(Saved data entries)
+ + +

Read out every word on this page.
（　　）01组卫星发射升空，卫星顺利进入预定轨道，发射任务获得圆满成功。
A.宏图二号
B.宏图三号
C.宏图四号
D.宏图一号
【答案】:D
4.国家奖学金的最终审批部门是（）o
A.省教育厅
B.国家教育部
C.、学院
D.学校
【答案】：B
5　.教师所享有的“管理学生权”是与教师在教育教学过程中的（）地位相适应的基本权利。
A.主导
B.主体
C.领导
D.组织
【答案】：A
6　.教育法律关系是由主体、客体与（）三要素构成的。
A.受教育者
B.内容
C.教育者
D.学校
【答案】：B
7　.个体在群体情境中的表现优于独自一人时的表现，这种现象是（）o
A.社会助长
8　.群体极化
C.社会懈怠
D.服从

+ + +

## EXERCISE GOAL
Copy all of the data. Keep every word exactly as it is.

## WORKED ANSWER
Read out every word on this page.
（　　）01组卫星发射升空，卫星顺利进入预定轨道，发射任务获得圆满成功。
A.宏图二号
B.宏图三号
C.宏图四号
D.宏图一号
【答案】:D
4.国家奖学金的最终审批部门是（）o
A.省教育厅
B.国家教育部
C.、学院
D.学校
【答案】：B
5　.教师所享有的“管理学生权”是与教师在教育教学过程中的（）地位相适应的基本权利。
A.主导
B.主体
C.领导
D.组织
【答案】：A
6　.教育法律关系是由主体、客体与（）三要素构成的。
A.受教育者
B.内容
C.教育者
D.学校
【答案】：B
7　.个体在群体情境中的表现优于独自一人时的表现，这种现象是（）o
A.社会助长
8　.群体极化
C.社会懈怠
D.服从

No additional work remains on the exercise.